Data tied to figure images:

BEGIN

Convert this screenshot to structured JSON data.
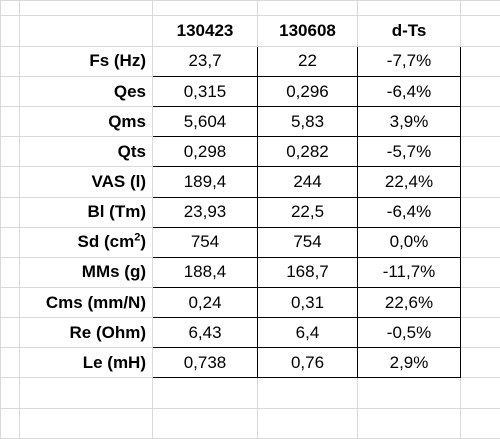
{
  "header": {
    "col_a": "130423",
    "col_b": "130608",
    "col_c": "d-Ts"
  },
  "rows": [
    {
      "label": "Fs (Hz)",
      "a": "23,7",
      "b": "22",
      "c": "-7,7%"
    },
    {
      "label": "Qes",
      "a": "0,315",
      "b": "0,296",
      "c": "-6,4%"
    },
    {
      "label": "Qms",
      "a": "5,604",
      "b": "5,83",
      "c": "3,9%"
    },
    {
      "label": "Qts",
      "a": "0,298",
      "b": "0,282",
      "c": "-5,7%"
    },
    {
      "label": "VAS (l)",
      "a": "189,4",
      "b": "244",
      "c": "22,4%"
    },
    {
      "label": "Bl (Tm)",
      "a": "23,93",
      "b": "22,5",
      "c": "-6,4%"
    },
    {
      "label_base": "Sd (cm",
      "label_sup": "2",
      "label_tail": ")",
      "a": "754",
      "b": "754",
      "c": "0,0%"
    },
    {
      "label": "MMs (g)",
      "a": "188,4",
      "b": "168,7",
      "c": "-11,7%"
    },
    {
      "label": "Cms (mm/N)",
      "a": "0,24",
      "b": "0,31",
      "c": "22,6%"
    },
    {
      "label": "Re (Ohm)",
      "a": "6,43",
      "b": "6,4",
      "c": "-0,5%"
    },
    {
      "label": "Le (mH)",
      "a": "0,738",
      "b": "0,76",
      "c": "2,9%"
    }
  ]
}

END

## GIVEN TASK
Repeat each entry exactly as given; no pictures belong in the copy.

## SOLUTION TO THIS PROBLEM
Convert this screenshot to structured JSON data.
{
  "header": {
    "col_a": "130423",
    "col_b": "130608",
    "col_c": "d-Ts"
  },
  "rows": [
    {
      "label": "Fs (Hz)",
      "a": "23,7",
      "b": "22",
      "c": "-7,7%"
    },
    {
      "label": "Qes",
      "a": "0,315",
      "b": "0,296",
      "c": "-6,4%"
    },
    {
      "label": "Qms",
      "a": "5,604",
      "b": "5,83",
      "c": "3,9%"
    },
    {
      "label": "Qts",
      "a": "0,298",
      "b": "0,282",
      "c": "-5,7%"
    },
    {
      "label": "VAS (l)",
      "a": "189,4",
      "b": "244",
      "c": "22,4%"
    },
    {
      "label": "Bl (Tm)",
      "a": "23,93",
      "b": "22,5",
      "c": "-6,4%"
    },
    {
      "label_base": "Sd (cm",
      "label_sup": "2",
      "label_tail": ")",
      "a": "754",
      "b": "754",
      "c": "0,0%"
    },
    {
      "label": "MMs (g)",
      "a": "188,4",
      "b": "168,7",
      "c": "-11,7%"
    },
    {
      "label": "Cms (mm/N)",
      "a": "0,24",
      "b": "0,31",
      "c": "22,6%"
    },
    {
      "label": "Re (Ohm)",
      "a": "6,43",
      "b": "6,4",
      "c": "-0,5%"
    },
    {
      "label": "Le (mH)",
      "a": "0,738",
      "b": "0,76",
      "c": "2,9%"
    }
  ]
}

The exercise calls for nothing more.